**PROMPT**
Omit any picture, and return the remaining data exactly as written.

**DATA FOR THE TASK**
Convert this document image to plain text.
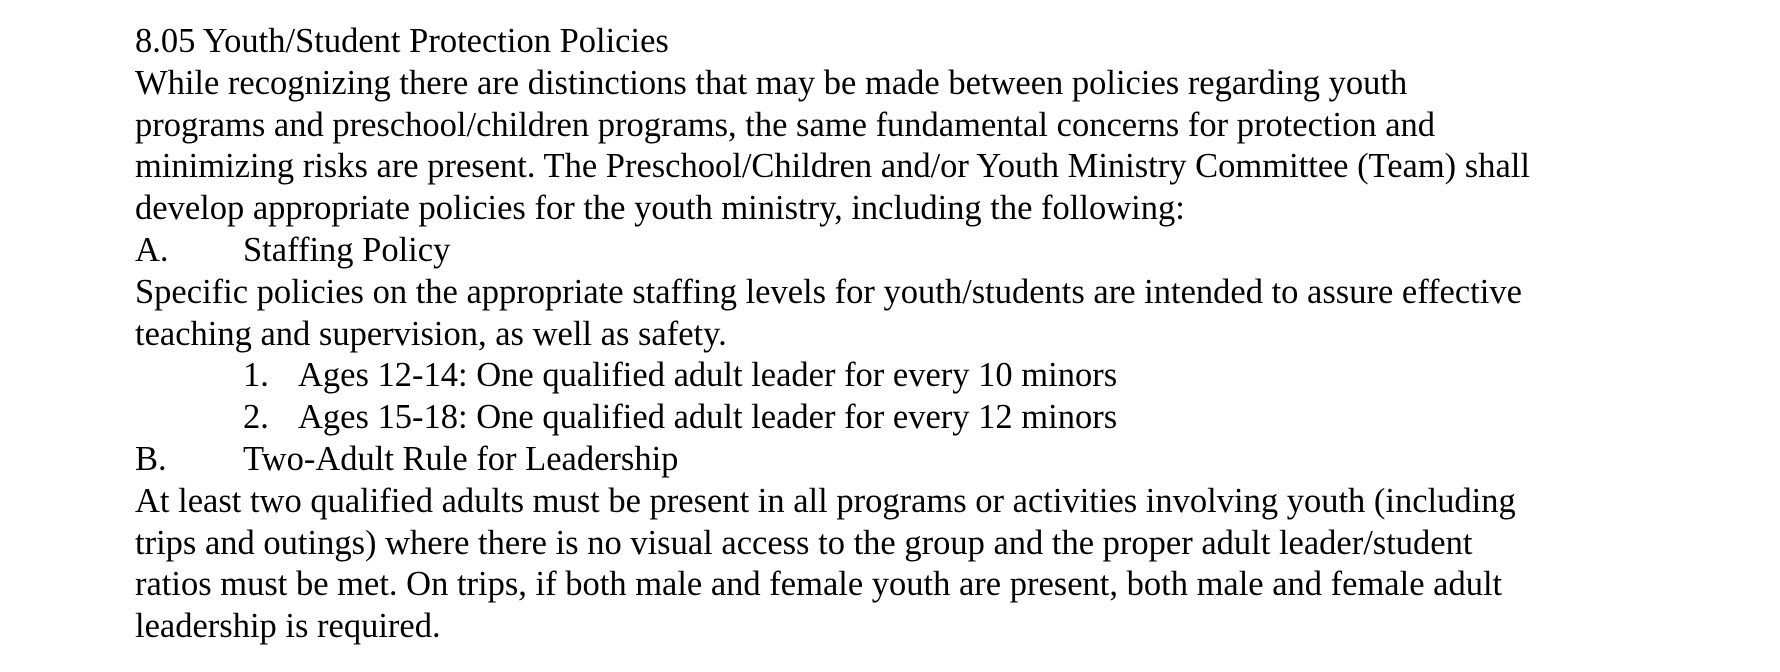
8.05 Youth/Student Protection Policies
While recognizing there are distinctions that may be made between policies regarding youth
programs and preschool/children programs, the same fundamental concerns for protection and
minimizing risks are present. The Preschool/Children and/or Youth Ministry Committee (Team) shall
develop appropriate policies for the youth ministry, including the following:
A. Staffing Policy
Specific policies on the appropriate staffing levels for youth/students are intended to assure effective
teaching and supervision, as well as safety.
1. Ages 12-14: One qualified adult leader for every 10 minors
2. Ages 15-18: One qualified adult leader for every 12 minors
B. Two-Adult Rule for Leadership
At least two qualified adults must be present in all programs or activities involving youth (including
trips and outings) where there is no visual access to the group and the proper adult leader/student
ratios must be met. On trips, if both male and female youth are present, both male and female adult
leadership is required.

**FINISHED ANSWER**
Convert this document image to plain text.
8.05 Youth/Student Protection Policies
While recognizing there are distinctions that may be made between policies regarding youth
programs and preschool/children programs, the same fundamental concerns for protection and
minimizing risks are present. The Preschool/Children and/or Youth Ministry Committee (Team) shall
develop appropriate policies for the youth ministry, including the following:
A. Staffing Policy
Specific policies on the appropriate staffing levels for youth/students are intended to assure effective
teaching and supervision, as well as safety.
1. Ages 12-14: One qualified adult leader for every 10 minors
2. Ages 15-18: One qualified adult leader for every 12 minors
B. Two-Adult Rule for Leadership
At least two qualified adults must be present in all programs or activities involving youth (including
trips and outings) where there is no visual access to the group and the proper adult leader/student
ratios must be met. On trips, if both male and female youth are present, both male and female adult
leadership is required.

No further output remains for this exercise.